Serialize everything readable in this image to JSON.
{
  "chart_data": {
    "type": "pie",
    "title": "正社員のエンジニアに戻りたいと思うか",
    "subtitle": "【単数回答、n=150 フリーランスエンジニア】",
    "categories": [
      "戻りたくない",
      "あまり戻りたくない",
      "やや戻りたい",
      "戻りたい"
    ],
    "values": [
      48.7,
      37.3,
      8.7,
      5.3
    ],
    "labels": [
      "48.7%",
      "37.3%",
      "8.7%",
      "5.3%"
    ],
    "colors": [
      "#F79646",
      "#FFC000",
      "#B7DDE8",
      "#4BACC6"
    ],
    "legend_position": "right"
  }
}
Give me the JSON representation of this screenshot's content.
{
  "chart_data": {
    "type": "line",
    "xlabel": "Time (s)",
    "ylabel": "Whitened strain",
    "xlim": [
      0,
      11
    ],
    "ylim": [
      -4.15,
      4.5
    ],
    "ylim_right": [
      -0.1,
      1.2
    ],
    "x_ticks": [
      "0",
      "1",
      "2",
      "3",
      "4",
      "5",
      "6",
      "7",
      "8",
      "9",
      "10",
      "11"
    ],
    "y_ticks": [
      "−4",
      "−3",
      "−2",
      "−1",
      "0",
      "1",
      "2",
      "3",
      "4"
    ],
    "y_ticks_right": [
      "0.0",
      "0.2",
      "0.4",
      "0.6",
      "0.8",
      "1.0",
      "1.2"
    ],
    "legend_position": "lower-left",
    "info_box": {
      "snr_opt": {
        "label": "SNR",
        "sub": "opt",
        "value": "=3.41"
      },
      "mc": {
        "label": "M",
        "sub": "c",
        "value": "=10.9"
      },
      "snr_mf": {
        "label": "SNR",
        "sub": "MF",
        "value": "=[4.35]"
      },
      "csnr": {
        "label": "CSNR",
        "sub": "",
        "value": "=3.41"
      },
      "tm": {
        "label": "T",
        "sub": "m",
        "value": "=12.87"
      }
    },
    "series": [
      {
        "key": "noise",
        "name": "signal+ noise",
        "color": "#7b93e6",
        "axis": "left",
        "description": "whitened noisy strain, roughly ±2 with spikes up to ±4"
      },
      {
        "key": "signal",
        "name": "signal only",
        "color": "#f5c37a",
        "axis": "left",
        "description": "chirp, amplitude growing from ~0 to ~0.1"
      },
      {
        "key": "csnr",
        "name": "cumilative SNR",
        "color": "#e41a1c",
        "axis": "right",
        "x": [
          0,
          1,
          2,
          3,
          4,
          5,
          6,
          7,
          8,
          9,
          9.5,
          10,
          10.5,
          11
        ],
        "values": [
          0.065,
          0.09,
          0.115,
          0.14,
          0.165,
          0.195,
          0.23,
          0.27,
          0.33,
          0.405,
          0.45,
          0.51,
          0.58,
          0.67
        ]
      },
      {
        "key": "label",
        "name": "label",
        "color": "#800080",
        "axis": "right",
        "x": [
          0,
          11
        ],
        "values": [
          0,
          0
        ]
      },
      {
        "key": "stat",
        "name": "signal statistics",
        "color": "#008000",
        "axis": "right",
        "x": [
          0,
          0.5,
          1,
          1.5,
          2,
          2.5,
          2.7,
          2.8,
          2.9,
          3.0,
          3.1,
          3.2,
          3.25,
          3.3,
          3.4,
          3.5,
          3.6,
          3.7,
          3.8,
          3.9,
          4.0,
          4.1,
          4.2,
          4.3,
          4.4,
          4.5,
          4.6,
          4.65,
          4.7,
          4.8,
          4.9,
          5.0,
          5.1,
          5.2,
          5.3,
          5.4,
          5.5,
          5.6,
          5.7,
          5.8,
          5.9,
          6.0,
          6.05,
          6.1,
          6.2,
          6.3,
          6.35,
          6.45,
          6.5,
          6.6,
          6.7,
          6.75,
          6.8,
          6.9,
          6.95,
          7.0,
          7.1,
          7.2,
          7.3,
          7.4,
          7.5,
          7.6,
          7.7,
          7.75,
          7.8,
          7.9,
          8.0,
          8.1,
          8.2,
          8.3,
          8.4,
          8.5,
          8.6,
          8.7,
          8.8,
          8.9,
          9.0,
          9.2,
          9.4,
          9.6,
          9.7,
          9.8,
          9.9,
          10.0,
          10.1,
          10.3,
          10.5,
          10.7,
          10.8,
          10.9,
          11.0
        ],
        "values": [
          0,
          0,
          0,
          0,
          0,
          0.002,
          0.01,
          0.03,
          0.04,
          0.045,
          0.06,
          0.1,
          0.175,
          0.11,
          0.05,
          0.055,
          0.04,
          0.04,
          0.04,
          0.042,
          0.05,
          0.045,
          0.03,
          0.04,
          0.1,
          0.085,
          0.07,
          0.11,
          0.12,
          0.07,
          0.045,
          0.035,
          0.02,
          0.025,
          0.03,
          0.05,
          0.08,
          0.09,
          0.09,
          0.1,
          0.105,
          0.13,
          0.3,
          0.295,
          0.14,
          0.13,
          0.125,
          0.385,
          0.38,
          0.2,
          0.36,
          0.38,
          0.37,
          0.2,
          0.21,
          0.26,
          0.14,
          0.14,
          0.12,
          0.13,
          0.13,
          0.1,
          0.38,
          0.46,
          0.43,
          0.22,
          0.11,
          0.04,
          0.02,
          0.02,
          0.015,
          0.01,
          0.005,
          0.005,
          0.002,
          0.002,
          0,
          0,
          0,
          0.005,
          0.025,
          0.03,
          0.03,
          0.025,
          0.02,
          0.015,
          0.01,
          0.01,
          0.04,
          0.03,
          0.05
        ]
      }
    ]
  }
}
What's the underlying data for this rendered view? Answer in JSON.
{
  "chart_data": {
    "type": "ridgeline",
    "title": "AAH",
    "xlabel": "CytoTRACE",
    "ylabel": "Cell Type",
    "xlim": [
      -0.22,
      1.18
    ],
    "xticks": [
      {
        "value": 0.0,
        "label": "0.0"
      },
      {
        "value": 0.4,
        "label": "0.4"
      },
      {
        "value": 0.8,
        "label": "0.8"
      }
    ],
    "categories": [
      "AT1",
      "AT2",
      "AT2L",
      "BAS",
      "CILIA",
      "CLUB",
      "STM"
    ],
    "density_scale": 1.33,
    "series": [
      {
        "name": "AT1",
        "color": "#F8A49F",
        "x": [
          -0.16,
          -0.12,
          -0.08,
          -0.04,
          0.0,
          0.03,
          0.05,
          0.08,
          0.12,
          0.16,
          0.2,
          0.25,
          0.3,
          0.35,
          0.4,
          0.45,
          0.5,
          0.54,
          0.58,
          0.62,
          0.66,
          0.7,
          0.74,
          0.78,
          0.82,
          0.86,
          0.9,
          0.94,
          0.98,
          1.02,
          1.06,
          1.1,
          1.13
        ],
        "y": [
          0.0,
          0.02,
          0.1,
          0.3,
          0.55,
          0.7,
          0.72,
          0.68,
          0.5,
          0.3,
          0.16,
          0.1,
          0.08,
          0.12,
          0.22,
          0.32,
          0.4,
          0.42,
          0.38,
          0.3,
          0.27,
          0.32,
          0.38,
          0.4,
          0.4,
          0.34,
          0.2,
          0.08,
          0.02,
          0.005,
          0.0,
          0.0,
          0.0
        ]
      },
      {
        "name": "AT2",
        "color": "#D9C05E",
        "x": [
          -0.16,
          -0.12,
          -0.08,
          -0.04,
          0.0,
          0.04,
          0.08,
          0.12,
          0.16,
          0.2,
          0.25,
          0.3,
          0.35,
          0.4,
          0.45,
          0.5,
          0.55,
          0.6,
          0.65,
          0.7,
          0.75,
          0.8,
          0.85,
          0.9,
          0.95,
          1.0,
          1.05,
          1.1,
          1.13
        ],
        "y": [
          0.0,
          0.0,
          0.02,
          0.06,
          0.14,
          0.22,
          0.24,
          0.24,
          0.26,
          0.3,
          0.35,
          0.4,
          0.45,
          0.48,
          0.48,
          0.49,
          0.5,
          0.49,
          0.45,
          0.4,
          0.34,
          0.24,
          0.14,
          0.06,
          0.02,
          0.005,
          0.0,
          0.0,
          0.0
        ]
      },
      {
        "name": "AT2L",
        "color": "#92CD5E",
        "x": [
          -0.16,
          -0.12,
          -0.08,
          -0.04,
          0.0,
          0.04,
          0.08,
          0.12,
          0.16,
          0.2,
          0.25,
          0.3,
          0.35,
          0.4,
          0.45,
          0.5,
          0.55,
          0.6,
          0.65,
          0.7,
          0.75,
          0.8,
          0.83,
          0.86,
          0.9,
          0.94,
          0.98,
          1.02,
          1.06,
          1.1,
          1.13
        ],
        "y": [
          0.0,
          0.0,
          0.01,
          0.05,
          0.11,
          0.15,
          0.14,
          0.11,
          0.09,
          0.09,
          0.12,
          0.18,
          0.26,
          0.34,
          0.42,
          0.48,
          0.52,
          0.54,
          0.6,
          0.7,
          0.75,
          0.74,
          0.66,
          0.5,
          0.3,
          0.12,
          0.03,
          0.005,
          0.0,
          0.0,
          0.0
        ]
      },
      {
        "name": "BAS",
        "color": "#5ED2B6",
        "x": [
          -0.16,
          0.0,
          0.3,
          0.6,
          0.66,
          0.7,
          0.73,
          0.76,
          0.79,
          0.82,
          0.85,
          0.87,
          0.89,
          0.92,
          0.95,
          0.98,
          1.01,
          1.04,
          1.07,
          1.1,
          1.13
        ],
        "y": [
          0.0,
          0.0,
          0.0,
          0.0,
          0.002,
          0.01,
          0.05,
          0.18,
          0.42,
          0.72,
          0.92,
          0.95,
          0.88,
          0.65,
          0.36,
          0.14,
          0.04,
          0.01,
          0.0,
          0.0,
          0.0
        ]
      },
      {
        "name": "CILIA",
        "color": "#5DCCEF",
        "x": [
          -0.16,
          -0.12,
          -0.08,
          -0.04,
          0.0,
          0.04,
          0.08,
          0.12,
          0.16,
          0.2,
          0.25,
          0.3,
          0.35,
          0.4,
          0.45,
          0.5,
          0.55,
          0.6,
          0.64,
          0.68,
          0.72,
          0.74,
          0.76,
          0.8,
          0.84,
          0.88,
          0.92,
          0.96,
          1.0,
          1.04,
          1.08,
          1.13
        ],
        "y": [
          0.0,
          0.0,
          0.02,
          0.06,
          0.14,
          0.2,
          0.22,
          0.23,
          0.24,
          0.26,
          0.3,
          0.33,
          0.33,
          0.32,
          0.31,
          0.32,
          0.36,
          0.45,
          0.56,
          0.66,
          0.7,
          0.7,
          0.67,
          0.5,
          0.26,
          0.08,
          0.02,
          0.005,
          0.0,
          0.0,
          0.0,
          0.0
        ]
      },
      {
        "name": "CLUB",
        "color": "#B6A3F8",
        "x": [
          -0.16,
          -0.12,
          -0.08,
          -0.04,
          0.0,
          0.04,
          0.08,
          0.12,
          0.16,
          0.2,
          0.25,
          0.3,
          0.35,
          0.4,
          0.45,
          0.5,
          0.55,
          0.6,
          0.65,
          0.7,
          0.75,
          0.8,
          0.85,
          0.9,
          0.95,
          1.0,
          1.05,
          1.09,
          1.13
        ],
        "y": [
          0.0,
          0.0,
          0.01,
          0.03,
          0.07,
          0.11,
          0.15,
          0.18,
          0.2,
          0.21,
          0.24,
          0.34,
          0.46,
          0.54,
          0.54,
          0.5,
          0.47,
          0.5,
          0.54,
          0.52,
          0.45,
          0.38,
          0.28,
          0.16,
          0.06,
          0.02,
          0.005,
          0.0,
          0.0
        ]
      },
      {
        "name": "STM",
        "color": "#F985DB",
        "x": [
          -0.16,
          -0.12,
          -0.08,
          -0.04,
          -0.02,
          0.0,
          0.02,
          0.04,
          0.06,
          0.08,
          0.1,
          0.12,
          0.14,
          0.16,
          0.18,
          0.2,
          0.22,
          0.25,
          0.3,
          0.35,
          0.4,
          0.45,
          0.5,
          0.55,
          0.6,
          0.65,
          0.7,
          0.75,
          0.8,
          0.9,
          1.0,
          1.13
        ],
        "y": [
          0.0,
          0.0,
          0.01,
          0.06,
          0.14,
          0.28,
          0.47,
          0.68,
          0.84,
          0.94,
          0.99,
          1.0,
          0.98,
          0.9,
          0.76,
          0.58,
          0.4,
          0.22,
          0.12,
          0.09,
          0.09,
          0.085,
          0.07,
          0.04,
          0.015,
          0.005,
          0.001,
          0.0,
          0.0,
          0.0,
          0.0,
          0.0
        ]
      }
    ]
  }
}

---

What is asked: Lines containing "strain" are to be counted. State the total and add nothing.

Output below: 2